PAGE TEXT —

You can also use Particle Build to make binary files that you can flash using USB to an Electron. Click on the Code icon (the <> icon). The cloud icon to the right and slightly above your project name allows you to download a firmware binary file.

Particle Dev (Atom IDE)

Particle Dev can only build for the most recent release version of the Particle Firmware. The easiest solution is to upgrade the system firmware on your Electron. Or you can use Particle Dev as the editor, and use the Particle CLI to compile.

Note that the release version is one without a “rc” in the version. For example, if there is an 0.5.2 and an 0.5.3-rc1, then Particle Dev will use 0.5.2. The releases are documented on the [Particle Firmware Update Thread] (Particle Firmware Updates Thread).

Particle CLI

The Particle CLI defaults to compiling with the most recent release version of the Particle Firmware. You, can, however, change the setting using the command line.

particle compile electron myprogram.ino --target 0.4.8 --saveTo firmware.bin
particle flash --usb firmware.bin

There’s more information in the [CLI documentation] (https://docs.particle.io/reference/cli/#particle-flash).

Safe mode healer

The process in the previous section was kind of a pain, so on the Photon/P1 the safe mode healer is used. If the Photon detects a newer system firmware version is required, it will automatically download and install the newer system firmware. Fast blinking magenta indicates that this is occurring, and typically two bouts of fast blinking magenta occur, one for each system part.

PROBLEM SET —
A) Quote the Particle firmware notes word for word, starting with "The process in" and going on through "each system part.".
B) In the Particle firmware notes, which version will Particle Dev use if both 0.5.2 and 0.5.3-rc1 are available?
Rely only on the text above when working with it.

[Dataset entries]
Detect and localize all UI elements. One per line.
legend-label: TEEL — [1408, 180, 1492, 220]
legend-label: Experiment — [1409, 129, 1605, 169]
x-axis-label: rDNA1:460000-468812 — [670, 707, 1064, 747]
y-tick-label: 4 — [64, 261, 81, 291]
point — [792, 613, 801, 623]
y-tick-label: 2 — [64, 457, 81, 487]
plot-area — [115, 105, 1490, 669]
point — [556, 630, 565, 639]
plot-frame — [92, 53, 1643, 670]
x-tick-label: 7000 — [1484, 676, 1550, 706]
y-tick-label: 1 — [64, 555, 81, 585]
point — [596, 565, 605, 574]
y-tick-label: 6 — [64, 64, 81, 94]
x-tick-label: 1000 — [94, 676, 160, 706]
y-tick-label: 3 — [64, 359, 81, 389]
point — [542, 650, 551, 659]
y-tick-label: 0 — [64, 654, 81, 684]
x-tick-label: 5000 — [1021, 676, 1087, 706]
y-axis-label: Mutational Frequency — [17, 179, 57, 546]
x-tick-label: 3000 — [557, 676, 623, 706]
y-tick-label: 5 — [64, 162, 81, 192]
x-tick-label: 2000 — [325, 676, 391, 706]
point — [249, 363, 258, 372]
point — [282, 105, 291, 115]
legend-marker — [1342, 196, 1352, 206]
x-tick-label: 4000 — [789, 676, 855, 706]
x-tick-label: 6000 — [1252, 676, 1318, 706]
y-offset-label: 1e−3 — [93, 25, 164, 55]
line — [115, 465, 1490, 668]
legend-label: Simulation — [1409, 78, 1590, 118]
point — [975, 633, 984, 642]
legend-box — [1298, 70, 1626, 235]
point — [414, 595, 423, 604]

PER-TASK ANSWERS —
A)
The process in the previous section was kind of a pain, so on the Photon/P1 the safe mode healer is used. If the Photon detects a newer system firmware version is required, it will automatically download and install the newer system firmware. Fast blinking magenta indicates that this is occurring, and typically two bouts of fast blinking magenta occur, one for each system part.

B) 0.5.2